Figure content listings
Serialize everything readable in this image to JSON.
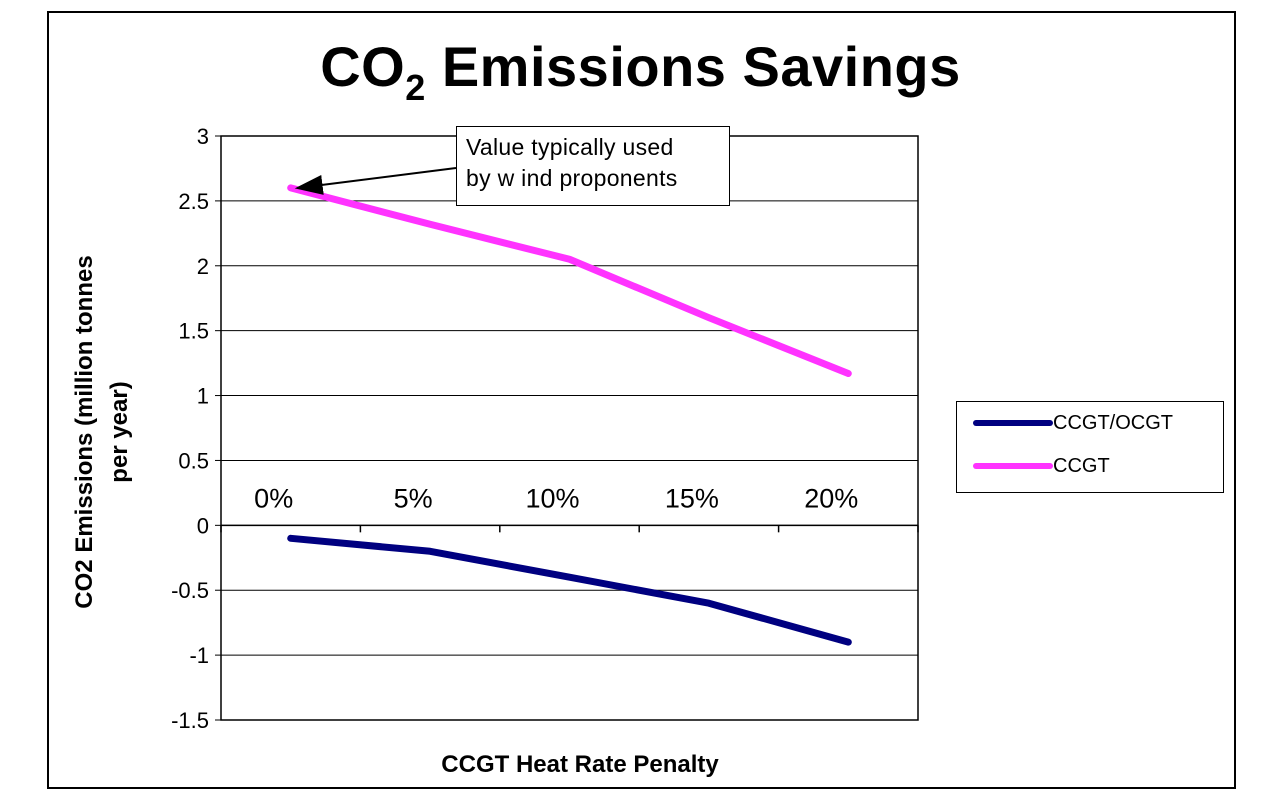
{
  "chart_data": {
    "type": "line",
    "title": "CO",
    "title_subscript": "2",
    "title_rest": " Emissions Savings",
    "xlabel": "CCGT Heat Rate Penalty",
    "ylabel": "CO2 Emissions (million tonnes per year)",
    "ylabel_lines": [
      "CO2 Emissions (million tonnes",
      "per year)"
    ],
    "categories": [
      "0%",
      "5%",
      "10%",
      "15%",
      "20%"
    ],
    "ylim": [
      -1.5,
      3
    ],
    "yticks": [
      "3",
      "2.5",
      "2",
      "1.5",
      "1",
      "0.5",
      "0",
      "-0.5",
      "-1",
      "-1.5"
    ],
    "grid": true,
    "legend_position": "right",
    "series": [
      {
        "name": "CCGT/OCGT",
        "color": "#000080",
        "values": [
          -0.1,
          -0.2,
          -0.4,
          -0.6,
          -0.9
        ]
      },
      {
        "name": "CCGT",
        "color": "#ff33ff",
        "values": [
          2.6,
          2.32,
          2.05,
          1.6,
          1.17
        ]
      }
    ],
    "annotation": "Value typically used\nby w ind proponents"
  }
}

• **What is expected**: Exclude all images and restate the records above word for word.

• **Correct result**:
Serialize everything readable in this image to JSON.
{
  "chart_data": {
    "type": "line",
    "title": "CO",
    "title_subscript": "2",
    "title_rest": " Emissions Savings",
    "xlabel": "CCGT Heat Rate Penalty",
    "ylabel": "CO2 Emissions (million tonnes per year)",
    "ylabel_lines": [
      "CO2 Emissions (million tonnes",
      "per year)"
    ],
    "categories": [
      "0%",
      "5%",
      "10%",
      "15%",
      "20%"
    ],
    "ylim": [
      -1.5,
      3
    ],
    "yticks": [
      "3",
      "2.5",
      "2",
      "1.5",
      "1",
      "0.5",
      "0",
      "-0.5",
      "-1",
      "-1.5"
    ],
    "grid": true,
    "legend_position": "right",
    "series": [
      {
        "name": "CCGT/OCGT",
        "color": "#000080",
        "values": [
          -0.1,
          -0.2,
          -0.4,
          -0.6,
          -0.9
        ]
      },
      {
        "name": "CCGT",
        "color": "#ff33ff",
        "values": [
          2.6,
          2.32,
          2.05,
          1.6,
          1.17
        ]
      }
    ],
    "annotation": "Value typically used\nby w ind proponents"
  }
}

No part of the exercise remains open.